EXERCISE OBJECTIVE » The entries are to be returned exactly, with images left out.

EXERCISE INPUT »
--

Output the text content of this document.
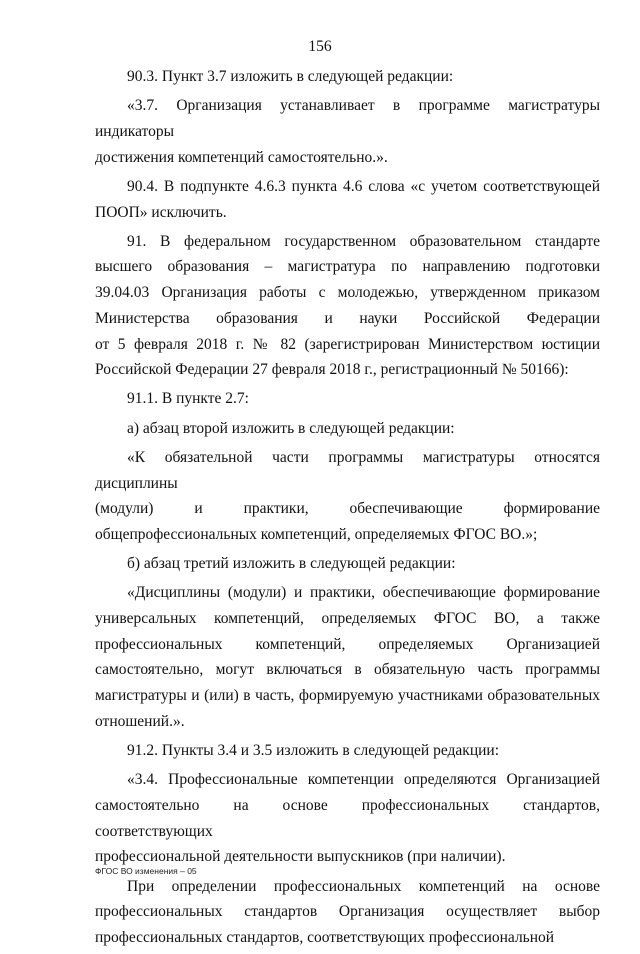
156
90.3. Пункт 3.7 изложить в следующей редакции:
«3.7. Организация устанавливает в программе магистратуры индикаторы
достижения компетенций самостоятельно.».
90.4. В подпункте 4.6.3 пункта 4.6 слова «с учетом соответствующей
ПООП» исключить.
91. В федеральном государственном образовательном стандарте
высшего образования – магистратура по направлению подготовки
39.04.03 Организация работы с молодежью, утвержденном приказом
Министерства образования и науки Российской Федерации
от 5 февраля 2018 г. № 82 (зарегистрирован Министерством юстиции
Российской Федерации 27 февраля 2018 г., регистрационный № 50166):
91.1. В пункте 2.7:
а) абзац второй изложить в следующей редакции:
«К обязательной части программы магистратуры относятся дисциплины
(модули) и практики, обеспечивающие формирование
общепрофессиональных компетенций, определяемых ФГОС ВО.»;
б) абзац третий изложить в следующей редакции:
«Дисциплины (модули) и практики, обеспечивающие формирование
универсальных компетенций, определяемых ФГОС ВО, а также
профессиональных компетенций, определяемых Организацией
самостоятельно, могут включаться в обязательную часть программы
магистратуры и (или) в часть, формируемую участниками образовательных
отношений.».
91.2. Пункты 3.4 и 3.5 изложить в следующей редакции:
«3.4. Профессиональные компетенции определяются Организацией
самостоятельно на основе профессиональных стандартов, соответствующих
профессиональной деятельности выпускников (при наличии).
При определении профессиональных компетенций на основе
профессиональных стандартов Организация осуществляет выбор
профессиональных стандартов, соответствующих профессиональной
ФГОС ВО изменения – 05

--

FULL RESPONSE »
Output the text content of this document.
156
90.3. Пункт 3.7 изложить в следующей редакции:
«3.7. Организация устанавливает в программе магистратуры индикаторы
достижения компетенций самостоятельно.».
90.4. В подпункте 4.6.3 пункта 4.6 слова «с учетом соответствующей
ПООП» исключить.
91. В федеральном государственном образовательном стандарте
высшего образования – магистратура по направлению подготовки
39.04.03 Организация работы с молодежью, утвержденном приказом
Министерства образования и науки Российской Федерации
от 5 февраля 2018 г. № 82 (зарегистрирован Министерством юстиции
Российской Федерации 27 февраля 2018 г., регистрационный № 50166):
91.1. В пункте 2.7:
а) абзац второй изложить в следующей редакции:
«К обязательной части программы магистратуры относятся дисциплины
(модули) и практики, обеспечивающие формирование
общепрофессиональных компетенций, определяемых ФГОС ВО.»;
б) абзац третий изложить в следующей редакции:
«Дисциплины (модули) и практики, обеспечивающие формирование
универсальных компетенций, определяемых ФГОС ВО, а также
профессиональных компетенций, определяемых Организацией
самостоятельно, могут включаться в обязательную часть программы
магистратуры и (или) в часть, формируемую участниками образовательных
отношений.».
91.2. Пункты 3.4 и 3.5 изложить в следующей редакции:
«3.4. Профессиональные компетенции определяются Организацией
самостоятельно на основе профессиональных стандартов, соответствующих
профессиональной деятельности выпускников (при наличии).
При определении профессиональных компетенций на основе
профессиональных стандартов Организация осуществляет выбор
профессиональных стандартов, соответствующих профессиональной
ФГОС ВО изменения – 05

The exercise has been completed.